--- SOURCE EXTRACT Enclosed Below ---

Hi.
So I wanted to see how easy it would be to implement core.async on top of 
Pulsar. It turned out to be quite trivial, but the exercise shows the 
different approaches of the two projects.

First, Pulsar <https://github.com/puniverse/pulsar> is the Clojure API to 
Quasar <https://github.com/puniverse/quasar>, which, in turn, is a new 
concurrency framework for the JVM (introduced 
here<http://blog.paralleluniverse.co/post/49445260575/quasar-pulsar>
). 
At its heart it is an implementation of true lightweight threads (fibers) 
on the JVM. Fibers are created by instrumenting the bytecode of selected 
methods, turning them into continuations and running them in a 
ForkJoinPool. Then, Quasar/Pulsar provide communication mechanism in the 
form of Go-like channels and dataflow variables. The last layer is 
Erlang-like actors, complete with selective receive plus other OTP goodies 
like gen-server, supervisors and more. We are currently working on version 
0.2, which we will hopefully release at the end of the week, whose main 
feature is clustering (channels and actors can communicate over the 
network).

Anyway, this is the core.async implementation on top of 
Pulsar<https://github.com/puniverse/pulsar/blob/master/src/main/clojure/co/paralleluniverse/pulsar/async.clj>.
 
I haven't implemented alts yet, because that's the only feature that would 
take more than a couple of lines; I might have the time to do it tomorrow. 
core.async turns Clojure expressions into continuations at the Clojure 
level, while Pulsar works at the bytecode level, so this alone has a few 
consequences. First, the Pulsar implementation can't run ClojureScript.

--- End of Enclosed SOURCE EXTRACT ---

Pick up the post on implementing core.async on top of Pulsar after its last sentence and continue it.

--- INFORMATION Enclosed Below ---

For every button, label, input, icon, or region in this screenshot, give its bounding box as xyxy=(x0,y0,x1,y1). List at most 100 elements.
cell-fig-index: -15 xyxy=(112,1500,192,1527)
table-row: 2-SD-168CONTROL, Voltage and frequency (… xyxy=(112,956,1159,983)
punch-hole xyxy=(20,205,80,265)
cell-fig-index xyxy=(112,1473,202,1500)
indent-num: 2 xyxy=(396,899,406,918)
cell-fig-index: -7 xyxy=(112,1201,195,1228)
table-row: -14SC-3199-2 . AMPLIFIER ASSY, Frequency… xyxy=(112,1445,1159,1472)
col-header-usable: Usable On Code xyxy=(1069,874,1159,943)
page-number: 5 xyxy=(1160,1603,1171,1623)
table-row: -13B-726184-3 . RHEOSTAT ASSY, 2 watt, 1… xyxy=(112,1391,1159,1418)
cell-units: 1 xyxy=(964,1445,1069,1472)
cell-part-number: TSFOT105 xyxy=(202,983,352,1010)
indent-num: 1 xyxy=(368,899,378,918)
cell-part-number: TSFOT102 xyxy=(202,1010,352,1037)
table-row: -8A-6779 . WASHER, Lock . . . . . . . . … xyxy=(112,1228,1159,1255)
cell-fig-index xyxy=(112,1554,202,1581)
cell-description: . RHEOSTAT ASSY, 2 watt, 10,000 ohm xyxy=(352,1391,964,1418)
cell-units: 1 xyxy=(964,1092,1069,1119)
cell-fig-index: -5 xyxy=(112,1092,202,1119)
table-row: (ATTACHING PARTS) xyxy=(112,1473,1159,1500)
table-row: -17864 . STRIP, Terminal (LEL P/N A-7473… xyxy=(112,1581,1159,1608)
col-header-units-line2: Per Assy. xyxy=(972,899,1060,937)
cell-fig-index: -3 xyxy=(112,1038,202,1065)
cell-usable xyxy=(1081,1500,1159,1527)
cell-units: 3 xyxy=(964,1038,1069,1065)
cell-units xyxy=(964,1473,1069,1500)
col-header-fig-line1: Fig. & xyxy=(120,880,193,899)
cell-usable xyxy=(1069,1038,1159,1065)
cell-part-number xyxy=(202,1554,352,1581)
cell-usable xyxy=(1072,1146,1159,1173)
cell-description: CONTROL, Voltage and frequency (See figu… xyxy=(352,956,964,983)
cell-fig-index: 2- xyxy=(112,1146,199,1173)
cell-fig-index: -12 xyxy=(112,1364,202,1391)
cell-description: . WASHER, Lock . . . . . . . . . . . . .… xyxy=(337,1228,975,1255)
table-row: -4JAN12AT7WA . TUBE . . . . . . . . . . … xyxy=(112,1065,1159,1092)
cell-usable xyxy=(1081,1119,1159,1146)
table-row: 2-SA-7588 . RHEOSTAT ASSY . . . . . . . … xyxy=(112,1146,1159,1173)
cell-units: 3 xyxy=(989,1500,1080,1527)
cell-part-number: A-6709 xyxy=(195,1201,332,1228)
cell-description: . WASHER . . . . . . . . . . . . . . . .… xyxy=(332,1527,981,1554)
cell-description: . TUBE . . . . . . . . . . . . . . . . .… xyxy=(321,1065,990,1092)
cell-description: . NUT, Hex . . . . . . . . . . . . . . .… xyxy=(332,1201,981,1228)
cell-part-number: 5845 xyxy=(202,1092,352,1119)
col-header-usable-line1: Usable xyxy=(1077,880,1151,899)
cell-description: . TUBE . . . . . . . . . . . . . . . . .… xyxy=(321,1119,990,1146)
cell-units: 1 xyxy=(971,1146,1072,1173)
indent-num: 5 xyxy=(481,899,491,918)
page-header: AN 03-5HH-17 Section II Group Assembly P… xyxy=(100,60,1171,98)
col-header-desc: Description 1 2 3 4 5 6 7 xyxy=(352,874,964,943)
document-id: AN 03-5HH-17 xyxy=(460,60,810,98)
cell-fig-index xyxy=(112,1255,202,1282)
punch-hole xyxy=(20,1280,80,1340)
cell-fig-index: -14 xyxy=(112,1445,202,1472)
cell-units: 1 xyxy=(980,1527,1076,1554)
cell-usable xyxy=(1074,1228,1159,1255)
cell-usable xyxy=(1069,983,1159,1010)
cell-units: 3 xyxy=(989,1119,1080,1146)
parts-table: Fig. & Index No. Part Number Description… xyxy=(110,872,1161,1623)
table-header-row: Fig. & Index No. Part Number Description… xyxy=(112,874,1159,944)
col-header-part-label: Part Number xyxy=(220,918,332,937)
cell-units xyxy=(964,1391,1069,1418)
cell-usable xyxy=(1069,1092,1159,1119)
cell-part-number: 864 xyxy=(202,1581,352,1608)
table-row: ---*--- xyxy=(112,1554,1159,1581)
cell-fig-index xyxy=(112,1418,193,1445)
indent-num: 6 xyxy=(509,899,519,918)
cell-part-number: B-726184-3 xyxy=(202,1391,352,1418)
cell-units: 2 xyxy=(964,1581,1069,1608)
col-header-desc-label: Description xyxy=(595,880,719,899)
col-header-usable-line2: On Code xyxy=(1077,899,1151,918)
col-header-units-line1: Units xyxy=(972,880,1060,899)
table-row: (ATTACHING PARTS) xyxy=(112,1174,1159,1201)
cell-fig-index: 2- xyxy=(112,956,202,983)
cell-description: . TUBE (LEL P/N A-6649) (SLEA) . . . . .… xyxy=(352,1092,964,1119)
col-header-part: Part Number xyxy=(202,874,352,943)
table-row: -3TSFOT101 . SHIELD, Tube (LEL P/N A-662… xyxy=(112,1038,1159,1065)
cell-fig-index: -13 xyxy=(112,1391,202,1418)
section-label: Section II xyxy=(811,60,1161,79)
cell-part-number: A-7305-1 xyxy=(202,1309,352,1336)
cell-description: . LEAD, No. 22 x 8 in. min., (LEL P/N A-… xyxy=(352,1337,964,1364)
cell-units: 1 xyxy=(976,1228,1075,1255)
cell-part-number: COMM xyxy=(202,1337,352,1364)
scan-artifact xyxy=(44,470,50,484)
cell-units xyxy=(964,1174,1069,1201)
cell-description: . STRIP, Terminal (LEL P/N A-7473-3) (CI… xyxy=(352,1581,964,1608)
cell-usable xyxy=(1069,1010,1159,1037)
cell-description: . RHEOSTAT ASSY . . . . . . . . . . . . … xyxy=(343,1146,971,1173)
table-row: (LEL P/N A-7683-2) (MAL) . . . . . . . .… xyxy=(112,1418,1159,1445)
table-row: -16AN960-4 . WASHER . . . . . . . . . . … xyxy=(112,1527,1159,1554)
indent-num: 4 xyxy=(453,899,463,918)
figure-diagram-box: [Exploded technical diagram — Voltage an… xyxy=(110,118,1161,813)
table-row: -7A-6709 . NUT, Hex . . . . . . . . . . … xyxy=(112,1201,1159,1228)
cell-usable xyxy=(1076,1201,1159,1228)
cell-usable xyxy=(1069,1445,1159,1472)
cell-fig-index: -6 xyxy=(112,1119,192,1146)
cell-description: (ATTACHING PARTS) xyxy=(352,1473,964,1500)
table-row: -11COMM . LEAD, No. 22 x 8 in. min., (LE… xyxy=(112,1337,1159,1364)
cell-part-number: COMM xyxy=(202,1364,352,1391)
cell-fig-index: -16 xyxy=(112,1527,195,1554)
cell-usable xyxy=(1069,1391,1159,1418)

--- End of Enclosed INFORMATION ---

FINAL ANSWER:
Second, several limitations put in place by core.async become unnecessary, 
first and foremost is the distinction between <!! and <!, and >! and >!!. 
In the Pulsar implementation you can use either the bang or the double-bang 
form inside or outside a go block. It makes no difference. 

Then, we have the channels. Pulsar's channels are lock-free, and are 
single-consumer by default. It seems to me that channels should be 
single-consumer, but I'd like to hear other opinions on the matter. Making 
channels single-consumer not only saves a couple of CASs, it also opens the 
door to some operations that would require locks without this assumption 
(though, just to be sure, the channels in our core.async implementation are 
all multi-producer multi-consumer; I'm just not sure that's the right 
choice). Multiple consumers are also a problem when it comes to 
distributing channels over the network (for now, only our single-consumer 
channels can be distributed).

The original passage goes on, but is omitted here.